Make an exact copy of the listing below.
──────── DATA ────────
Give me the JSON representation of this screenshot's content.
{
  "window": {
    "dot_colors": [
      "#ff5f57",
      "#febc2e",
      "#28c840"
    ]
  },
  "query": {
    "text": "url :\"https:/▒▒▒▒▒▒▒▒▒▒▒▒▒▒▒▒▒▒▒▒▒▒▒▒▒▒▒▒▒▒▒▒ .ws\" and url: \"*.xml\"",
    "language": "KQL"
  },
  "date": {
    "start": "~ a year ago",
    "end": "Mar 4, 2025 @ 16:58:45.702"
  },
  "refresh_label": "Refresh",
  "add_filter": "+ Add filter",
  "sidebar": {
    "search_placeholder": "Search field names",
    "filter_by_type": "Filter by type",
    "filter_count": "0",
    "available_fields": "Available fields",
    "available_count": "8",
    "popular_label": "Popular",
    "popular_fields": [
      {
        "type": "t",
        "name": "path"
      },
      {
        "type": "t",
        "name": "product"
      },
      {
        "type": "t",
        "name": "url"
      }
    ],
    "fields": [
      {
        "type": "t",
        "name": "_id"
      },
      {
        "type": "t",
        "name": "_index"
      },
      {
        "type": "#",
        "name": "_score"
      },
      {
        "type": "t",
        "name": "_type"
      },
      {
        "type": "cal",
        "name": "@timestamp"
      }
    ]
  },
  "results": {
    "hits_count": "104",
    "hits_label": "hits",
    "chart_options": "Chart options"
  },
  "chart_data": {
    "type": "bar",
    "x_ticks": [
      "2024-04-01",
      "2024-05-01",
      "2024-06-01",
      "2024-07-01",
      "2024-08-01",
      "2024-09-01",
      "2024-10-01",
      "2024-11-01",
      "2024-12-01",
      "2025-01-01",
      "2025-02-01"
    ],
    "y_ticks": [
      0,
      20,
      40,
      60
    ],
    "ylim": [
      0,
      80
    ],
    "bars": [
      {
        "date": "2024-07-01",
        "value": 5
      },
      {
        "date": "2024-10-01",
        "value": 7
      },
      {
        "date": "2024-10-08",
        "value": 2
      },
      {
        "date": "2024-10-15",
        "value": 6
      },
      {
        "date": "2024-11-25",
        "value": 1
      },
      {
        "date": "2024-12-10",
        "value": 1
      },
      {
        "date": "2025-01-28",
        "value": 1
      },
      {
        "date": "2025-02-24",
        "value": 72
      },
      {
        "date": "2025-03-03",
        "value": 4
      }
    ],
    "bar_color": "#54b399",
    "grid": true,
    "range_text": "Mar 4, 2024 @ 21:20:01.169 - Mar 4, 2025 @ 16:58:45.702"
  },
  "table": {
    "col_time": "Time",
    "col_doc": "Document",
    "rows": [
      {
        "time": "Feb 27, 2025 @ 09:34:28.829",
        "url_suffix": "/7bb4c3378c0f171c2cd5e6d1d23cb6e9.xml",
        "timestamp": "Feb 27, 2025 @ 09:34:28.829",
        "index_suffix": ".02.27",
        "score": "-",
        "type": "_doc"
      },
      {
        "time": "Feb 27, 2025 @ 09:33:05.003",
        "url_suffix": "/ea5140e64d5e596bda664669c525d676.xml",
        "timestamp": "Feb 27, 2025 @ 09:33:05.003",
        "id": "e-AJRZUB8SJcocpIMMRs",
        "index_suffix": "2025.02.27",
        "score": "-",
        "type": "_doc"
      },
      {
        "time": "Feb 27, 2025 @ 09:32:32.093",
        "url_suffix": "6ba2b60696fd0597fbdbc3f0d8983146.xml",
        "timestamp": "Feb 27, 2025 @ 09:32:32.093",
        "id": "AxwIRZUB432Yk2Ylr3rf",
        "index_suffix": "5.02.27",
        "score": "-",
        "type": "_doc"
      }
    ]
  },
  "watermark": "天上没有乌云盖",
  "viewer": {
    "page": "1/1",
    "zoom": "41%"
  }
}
────────
- [CORRECT ANSWER]:
Give me the JSON representation of this screenshot's content.
{
  "window": {
    "dot_colors": [
      "#ff5f57",
      "#febc2e",
      "#28c840"
    ]
  },
  "query": {
    "text": "url :\"https:/▒▒▒▒▒▒▒▒▒▒▒▒▒▒▒▒▒▒▒▒▒▒▒▒▒▒▒▒▒▒▒▒ .ws\" and url: \"*.xml\"",
    "language": "KQL"
  },
  "date": {
    "start": "~ a year ago",
    "end": "Mar 4, 2025 @ 16:58:45.702"
  },
  "refresh_label": "Refresh",
  "add_filter": "+ Add filter",
  "sidebar": {
    "search_placeholder": "Search field names",
    "filter_by_type": "Filter by type",
    "filter_count": "0",
    "available_fields": "Available fields",
    "available_count": "8",
    "popular_label": "Popular",
    "popular_fields": [
      {
        "type": "t",
        "name": "path"
      },
      {
        "type": "t",
        "name": "product"
      },
      {
        "type": "t",
        "name": "url"
      }
    ],
    "fields": [
      {
        "type": "t",
        "name": "_id"
      },
      {
        "type": "t",
        "name": "_index"
      },
      {
        "type": "#",
        "name": "_score"
      },
      {
        "type": "t",
        "name": "_type"
      },
      {
        "type": "cal",
        "name": "@timestamp"
      }
    ]
  },
  "results": {
    "hits_count": "104",
    "hits_label": "hits",
    "chart_options": "Chart options"
  },
  "chart_data": {
    "type": "bar",
    "x_ticks": [
      "2024-04-01",
      "2024-05-01",
      "2024-06-01",
      "2024-07-01",
      "2024-08-01",
      "2024-09-01",
      "2024-10-01",
      "2024-11-01",
      "2024-12-01",
      "2025-01-01",
      "2025-02-01"
    ],
    "y_ticks": [
      0,
      20,
      40,
      60
    ],
    "ylim": [
      0,
      80
    ],
    "bars": [
      {
        "date": "2024-07-01",
        "value": 5
      },
      {
        "date": "2024-10-01",
        "value": 7
      },
      {
        "date": "2024-10-08",
        "value": 2
      },
      {
        "date": "2024-10-15",
        "value": 6
      },
      {
        "date": "2024-11-25",
        "value": 1
      },
      {
        "date": "2024-12-10",
        "value": 1
      },
      {
        "date": "2025-01-28",
        "value": 1
      },
      {
        "date": "2025-02-24",
        "value": 72
      },
      {
        "date": "2025-03-03",
        "value": 4
      }
    ],
    "bar_color": "#54b399",
    "grid": true,
    "range_text": "Mar 4, 2024 @ 21:20:01.169 - Mar 4, 2025 @ 16:58:45.702"
  },
  "table": {
    "col_time": "Time",
    "col_doc": "Document",
    "rows": [
      {
        "time": "Feb 27, 2025 @ 09:34:28.829",
        "url_suffix": "/7bb4c3378c0f171c2cd5e6d1d23cb6e9.xml",
        "timestamp": "Feb 27, 2025 @ 09:34:28.829",
        "index_suffix": ".02.27",
        "score": "-",
        "type": "_doc"
      },
      {
        "time": "Feb 27, 2025 @ 09:33:05.003",
        "url_suffix": "/ea5140e64d5e596bda664669c525d676.xml",
        "timestamp": "Feb 27, 2025 @ 09:33:05.003",
        "id": "e-AJRZUB8SJcocpIMMRs",
        "index_suffix": "2025.02.27",
        "score": "-",
        "type": "_doc"
      },
      {
        "time": "Feb 27, 2025 @ 09:32:32.093",
        "url_suffix": "6ba2b60696fd0597fbdbc3f0d8983146.xml",
        "timestamp": "Feb 27, 2025 @ 09:32:32.093",
        "id": "AxwIRZUB432Yk2Ylr3rf",
        "index_suffix": "5.02.27",
        "score": "-",
        "type": "_doc"
      }
    ]
  },
  "watermark": "天上没有乌云盖",
  "viewer": {
    "page": "1/1",
    "zoom": "41%"
  }
}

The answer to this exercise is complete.